## Exercise goal
Extract, from the listing that follows, each line containing the word "handle".

Collected data entries
- - -
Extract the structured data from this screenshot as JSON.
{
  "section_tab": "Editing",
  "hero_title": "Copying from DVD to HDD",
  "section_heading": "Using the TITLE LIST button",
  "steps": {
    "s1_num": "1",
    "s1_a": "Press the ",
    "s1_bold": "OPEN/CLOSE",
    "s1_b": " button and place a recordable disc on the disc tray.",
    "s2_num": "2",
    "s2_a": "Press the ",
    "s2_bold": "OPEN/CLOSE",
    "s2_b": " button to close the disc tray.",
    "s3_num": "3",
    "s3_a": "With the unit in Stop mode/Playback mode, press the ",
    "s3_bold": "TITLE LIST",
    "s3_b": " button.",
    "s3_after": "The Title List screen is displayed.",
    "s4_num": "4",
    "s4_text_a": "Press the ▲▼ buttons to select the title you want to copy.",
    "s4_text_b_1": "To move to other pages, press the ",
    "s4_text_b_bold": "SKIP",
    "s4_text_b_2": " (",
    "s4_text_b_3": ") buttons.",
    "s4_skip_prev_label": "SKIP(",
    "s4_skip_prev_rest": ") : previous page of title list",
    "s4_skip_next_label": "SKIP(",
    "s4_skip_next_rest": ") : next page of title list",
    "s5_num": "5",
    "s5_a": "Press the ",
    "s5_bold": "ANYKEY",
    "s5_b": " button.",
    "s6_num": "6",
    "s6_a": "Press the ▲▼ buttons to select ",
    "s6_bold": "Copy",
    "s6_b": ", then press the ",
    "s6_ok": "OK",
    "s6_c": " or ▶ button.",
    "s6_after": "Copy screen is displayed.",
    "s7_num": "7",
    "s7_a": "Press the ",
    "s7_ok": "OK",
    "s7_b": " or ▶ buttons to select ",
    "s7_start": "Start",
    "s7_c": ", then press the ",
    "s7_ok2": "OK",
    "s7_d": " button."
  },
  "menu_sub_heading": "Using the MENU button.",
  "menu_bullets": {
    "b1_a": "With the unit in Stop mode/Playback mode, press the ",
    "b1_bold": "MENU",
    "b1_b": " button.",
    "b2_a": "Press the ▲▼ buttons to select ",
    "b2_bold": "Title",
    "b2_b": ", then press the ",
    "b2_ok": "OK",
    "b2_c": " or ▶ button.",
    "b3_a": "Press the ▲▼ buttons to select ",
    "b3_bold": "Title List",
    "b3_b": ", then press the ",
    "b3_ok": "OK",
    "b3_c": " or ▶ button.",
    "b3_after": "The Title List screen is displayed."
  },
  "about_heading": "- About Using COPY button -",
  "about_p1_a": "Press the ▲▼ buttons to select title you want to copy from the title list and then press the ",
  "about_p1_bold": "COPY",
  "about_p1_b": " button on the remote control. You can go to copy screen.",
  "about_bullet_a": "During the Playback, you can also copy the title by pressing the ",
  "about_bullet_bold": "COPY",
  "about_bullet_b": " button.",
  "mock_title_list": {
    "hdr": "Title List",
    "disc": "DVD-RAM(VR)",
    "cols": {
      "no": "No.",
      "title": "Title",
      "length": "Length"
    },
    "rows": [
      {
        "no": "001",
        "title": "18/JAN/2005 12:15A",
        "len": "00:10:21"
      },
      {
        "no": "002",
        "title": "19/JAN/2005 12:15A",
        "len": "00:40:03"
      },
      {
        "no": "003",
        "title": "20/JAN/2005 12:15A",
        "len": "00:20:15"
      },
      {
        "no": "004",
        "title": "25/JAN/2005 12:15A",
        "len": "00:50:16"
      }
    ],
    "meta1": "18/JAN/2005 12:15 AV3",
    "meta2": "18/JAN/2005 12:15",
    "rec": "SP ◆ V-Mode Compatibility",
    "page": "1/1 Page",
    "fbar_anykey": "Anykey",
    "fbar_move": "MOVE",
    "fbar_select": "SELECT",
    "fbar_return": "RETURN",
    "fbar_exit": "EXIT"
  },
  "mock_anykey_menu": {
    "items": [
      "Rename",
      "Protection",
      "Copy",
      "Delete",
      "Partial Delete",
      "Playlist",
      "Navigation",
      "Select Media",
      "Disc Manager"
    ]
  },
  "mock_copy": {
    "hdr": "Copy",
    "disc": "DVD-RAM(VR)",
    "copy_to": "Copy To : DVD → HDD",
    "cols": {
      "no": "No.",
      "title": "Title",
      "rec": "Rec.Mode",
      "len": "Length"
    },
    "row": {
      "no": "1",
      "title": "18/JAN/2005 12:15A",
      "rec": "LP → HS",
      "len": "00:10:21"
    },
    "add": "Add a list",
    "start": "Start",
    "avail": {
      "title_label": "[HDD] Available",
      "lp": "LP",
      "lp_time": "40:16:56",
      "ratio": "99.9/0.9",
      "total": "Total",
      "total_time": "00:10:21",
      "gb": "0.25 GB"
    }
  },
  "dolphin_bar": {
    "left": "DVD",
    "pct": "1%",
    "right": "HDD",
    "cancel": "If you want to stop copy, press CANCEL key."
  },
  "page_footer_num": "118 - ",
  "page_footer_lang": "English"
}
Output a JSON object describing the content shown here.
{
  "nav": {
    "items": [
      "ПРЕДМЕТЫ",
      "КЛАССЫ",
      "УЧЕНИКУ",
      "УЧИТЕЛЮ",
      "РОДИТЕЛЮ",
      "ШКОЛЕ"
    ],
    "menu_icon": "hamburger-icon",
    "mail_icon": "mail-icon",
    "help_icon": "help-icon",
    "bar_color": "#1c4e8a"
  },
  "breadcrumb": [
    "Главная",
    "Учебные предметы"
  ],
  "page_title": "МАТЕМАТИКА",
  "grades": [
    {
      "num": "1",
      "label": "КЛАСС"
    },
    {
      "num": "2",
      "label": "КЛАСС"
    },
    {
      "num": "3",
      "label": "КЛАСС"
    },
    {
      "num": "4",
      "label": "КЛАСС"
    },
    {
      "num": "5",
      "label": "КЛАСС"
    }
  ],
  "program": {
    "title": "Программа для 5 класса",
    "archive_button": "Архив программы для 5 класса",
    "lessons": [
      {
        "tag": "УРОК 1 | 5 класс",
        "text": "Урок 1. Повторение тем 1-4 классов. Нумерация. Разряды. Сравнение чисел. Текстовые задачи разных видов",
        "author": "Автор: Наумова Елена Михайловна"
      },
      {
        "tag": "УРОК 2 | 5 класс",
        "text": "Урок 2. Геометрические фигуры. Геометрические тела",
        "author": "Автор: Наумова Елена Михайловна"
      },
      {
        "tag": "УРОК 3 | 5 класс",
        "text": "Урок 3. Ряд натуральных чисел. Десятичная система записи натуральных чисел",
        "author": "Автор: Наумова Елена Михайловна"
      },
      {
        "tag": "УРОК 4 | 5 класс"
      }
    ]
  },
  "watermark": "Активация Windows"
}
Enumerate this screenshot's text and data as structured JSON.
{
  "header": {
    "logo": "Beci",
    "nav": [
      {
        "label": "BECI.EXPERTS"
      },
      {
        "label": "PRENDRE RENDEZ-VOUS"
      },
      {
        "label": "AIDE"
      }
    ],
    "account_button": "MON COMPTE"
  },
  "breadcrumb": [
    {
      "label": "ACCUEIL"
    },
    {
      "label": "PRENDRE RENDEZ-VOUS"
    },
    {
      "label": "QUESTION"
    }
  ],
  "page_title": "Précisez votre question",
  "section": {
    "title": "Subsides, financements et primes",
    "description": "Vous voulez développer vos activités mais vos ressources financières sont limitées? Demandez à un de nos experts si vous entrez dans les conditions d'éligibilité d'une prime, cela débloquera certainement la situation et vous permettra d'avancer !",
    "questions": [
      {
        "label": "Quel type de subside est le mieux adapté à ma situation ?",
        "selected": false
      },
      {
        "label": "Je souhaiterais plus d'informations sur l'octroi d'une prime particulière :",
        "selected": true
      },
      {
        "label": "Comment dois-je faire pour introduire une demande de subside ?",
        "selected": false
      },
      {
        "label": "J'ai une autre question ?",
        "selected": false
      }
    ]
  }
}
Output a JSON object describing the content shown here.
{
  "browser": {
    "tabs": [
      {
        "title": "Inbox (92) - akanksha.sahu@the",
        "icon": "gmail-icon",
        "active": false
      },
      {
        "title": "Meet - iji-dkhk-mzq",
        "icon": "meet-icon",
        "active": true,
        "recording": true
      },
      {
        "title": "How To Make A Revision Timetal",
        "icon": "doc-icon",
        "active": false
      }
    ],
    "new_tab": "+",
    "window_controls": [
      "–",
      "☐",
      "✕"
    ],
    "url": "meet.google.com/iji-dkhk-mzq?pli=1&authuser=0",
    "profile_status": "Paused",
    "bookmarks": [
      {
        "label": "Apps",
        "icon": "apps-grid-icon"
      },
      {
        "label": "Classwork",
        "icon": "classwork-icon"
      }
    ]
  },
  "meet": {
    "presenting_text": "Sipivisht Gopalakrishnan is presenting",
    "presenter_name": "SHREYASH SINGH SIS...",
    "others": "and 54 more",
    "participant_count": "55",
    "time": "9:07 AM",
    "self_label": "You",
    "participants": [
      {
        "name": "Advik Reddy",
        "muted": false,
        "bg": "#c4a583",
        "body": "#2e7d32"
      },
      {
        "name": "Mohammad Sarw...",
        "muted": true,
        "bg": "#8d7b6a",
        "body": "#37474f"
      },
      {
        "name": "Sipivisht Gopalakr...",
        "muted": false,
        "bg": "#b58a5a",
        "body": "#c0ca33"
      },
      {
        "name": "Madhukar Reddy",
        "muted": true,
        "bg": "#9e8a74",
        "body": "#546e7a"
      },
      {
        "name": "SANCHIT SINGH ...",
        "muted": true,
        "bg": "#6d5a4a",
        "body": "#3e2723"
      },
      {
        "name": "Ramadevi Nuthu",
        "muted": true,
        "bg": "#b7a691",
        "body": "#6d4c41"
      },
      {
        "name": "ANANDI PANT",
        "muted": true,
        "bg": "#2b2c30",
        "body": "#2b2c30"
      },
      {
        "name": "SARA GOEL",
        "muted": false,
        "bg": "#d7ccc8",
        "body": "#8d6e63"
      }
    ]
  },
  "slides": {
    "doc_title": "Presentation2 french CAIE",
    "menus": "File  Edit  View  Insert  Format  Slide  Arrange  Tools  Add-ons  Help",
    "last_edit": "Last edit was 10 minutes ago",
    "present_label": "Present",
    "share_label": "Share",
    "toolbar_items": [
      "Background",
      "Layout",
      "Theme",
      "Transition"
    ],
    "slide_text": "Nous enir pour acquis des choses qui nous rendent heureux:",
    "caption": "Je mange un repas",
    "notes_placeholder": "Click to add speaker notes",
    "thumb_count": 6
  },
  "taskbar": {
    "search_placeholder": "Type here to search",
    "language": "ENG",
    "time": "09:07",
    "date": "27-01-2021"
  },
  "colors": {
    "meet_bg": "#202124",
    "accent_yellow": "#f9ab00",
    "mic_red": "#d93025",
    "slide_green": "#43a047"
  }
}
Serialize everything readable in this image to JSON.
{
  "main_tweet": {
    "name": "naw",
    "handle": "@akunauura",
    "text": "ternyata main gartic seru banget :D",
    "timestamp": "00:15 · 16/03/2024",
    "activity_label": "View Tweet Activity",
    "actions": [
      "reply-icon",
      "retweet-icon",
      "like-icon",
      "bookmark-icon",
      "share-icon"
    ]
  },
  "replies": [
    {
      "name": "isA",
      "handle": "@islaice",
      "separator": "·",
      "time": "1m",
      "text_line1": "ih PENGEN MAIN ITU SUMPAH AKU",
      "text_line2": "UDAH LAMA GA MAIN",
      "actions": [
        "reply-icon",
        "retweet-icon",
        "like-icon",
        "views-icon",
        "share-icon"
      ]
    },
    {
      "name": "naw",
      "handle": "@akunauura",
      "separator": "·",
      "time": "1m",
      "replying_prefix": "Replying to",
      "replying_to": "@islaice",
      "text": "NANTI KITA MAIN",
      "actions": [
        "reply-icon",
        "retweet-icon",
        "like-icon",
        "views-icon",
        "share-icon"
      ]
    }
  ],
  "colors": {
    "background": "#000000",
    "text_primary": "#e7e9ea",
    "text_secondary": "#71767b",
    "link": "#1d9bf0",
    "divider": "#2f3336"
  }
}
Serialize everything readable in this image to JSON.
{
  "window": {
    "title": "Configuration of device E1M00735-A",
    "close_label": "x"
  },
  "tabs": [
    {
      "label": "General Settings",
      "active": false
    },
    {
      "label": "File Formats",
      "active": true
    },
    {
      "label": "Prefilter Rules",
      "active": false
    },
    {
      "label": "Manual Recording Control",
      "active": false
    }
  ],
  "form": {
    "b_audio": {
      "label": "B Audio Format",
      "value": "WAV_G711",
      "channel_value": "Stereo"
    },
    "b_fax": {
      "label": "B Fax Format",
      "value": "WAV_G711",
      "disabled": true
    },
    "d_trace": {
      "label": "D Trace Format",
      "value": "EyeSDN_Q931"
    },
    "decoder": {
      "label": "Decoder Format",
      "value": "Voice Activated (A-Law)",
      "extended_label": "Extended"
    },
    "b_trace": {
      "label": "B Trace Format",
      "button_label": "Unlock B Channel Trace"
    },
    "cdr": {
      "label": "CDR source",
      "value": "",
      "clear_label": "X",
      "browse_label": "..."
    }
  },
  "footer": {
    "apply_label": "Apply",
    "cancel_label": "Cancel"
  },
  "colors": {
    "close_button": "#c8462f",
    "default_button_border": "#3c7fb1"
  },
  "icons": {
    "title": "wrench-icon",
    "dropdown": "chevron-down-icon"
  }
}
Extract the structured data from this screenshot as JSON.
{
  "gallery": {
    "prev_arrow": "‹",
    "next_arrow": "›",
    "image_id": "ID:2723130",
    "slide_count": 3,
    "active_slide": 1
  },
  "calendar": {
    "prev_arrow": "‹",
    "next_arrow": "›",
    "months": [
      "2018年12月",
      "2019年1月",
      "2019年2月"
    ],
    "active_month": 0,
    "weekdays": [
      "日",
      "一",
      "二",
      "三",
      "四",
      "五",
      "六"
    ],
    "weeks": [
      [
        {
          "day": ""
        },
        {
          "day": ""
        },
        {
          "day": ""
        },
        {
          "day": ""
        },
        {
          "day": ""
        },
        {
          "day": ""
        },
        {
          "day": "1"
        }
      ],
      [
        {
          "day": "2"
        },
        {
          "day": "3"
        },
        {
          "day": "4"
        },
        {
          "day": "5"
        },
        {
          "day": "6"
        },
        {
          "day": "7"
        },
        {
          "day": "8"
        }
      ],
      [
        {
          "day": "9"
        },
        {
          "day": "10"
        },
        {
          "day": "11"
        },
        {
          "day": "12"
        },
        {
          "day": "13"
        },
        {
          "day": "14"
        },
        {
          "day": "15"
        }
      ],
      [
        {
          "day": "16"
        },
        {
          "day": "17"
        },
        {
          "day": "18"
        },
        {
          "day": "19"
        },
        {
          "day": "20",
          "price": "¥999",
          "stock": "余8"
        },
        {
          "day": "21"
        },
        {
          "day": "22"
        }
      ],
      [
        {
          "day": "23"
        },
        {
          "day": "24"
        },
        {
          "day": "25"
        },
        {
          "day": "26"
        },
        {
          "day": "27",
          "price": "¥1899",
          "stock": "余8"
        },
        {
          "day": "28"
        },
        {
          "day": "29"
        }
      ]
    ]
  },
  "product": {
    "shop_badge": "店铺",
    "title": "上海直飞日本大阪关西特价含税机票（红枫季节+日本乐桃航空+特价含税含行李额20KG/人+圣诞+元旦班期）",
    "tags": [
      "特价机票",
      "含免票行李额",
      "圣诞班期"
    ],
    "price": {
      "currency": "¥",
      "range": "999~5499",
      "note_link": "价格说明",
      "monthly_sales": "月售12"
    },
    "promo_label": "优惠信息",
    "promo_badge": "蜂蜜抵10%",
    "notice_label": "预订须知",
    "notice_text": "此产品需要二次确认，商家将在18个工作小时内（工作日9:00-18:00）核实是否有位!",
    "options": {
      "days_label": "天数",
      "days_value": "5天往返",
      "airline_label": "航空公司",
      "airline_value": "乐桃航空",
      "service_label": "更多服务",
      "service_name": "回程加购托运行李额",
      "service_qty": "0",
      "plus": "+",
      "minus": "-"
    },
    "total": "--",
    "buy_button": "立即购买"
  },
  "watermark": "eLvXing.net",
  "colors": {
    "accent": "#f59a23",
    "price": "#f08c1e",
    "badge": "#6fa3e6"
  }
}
- - -
## Exercise result
    "handle": "@akunauura",
      "handle": "@islaice",
      "handle": "@akunauura",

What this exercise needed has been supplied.